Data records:
╔══
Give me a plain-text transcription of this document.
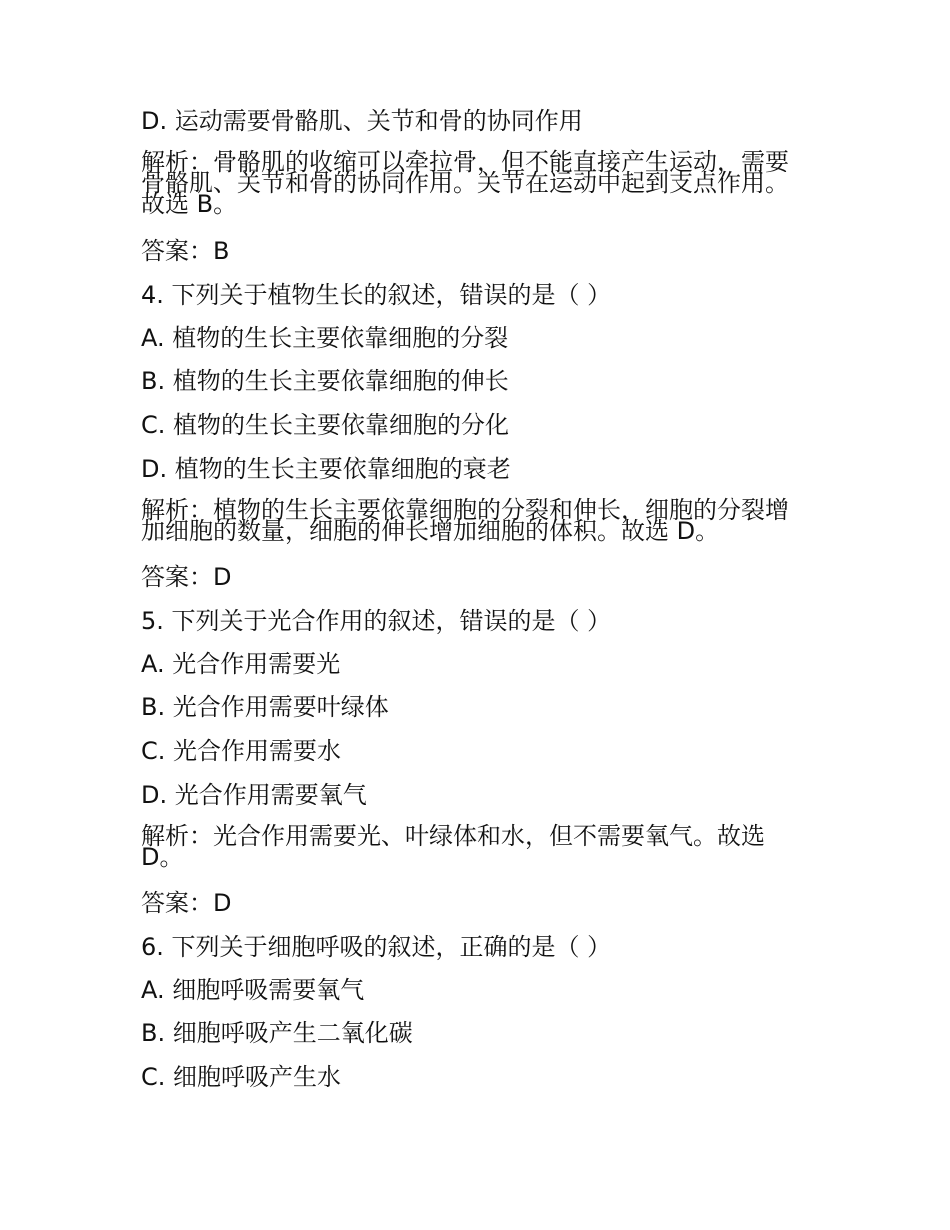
D. 运动需要骨骼肌、关节和骨的协同作用

解析：骨骼肌的收缩可以牵拉骨，但不能直接产生运动，需要
骨骼肌、关节和骨的协同作用。关节在运动中起到支点作用。
故选 B。

答案：B

4. 下列关于植物生长的叙述，错误的是（ ）

A. 植物的生长主要依靠细胞的分裂

B. 植物的生长主要依靠细胞的伸长

C. 植物的生长主要依靠细胞的分化

D. 植物的生长主要依靠细胞的衰老

解析：植物的生长主要依靠细胞的分裂和伸长，细胞的分裂增
加细胞的数量，细胞的伸长增加细胞的体积。故选 D。

答案：D

5. 下列关于光合作用的叙述，错误的是（ ）

A. 光合作用需要光

B. 光合作用需要叶绿体

C. 光合作用需要水

D. 光合作用需要氧气

解析：光合作用需要光、叶绿体和水，但不需要氧气。故选
D。

答案：D

6. 下列关于细胞呼吸的叙述，正确的是（ ）

A. 细胞呼吸需要氧气

B. 细胞呼吸产生二氧化碳

C. 细胞呼吸产生水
╚══
Leave out the pictures and reproduce the rest of the listing exactly.

Give me a plain-text transcription of this document.
D. 运动需要骨骼肌、关节和骨的协同作用

解析：骨骼肌的收缩可以牵拉骨，但不能直接产生运动，需要
骨骼肌、关节和骨的协同作用。关节在运动中起到支点作用。
故选 B。

答案：B

4. 下列关于植物生长的叙述，错误的是（ ）

A. 植物的生长主要依靠细胞的分裂

B. 植物的生长主要依靠细胞的伸长

C. 植物的生长主要依靠细胞的分化

D. 植物的生长主要依靠细胞的衰老

解析：植物的生长主要依靠细胞的分裂和伸长，细胞的分裂增
加细胞的数量，细胞的伸长增加细胞的体积。故选 D。

答案：D

5. 下列关于光合作用的叙述，错误的是（ ）

A. 光合作用需要光

B. 光合作用需要叶绿体

C. 光合作用需要水

D. 光合作用需要氧气

解析：光合作用需要光、叶绿体和水，但不需要氧气。故选
D。

答案：D

6. 下列关于细胞呼吸的叙述，正确的是（ ）

A. 细胞呼吸需要氧气

B. 细胞呼吸产生二氧化碳

C. 细胞呼吸产生水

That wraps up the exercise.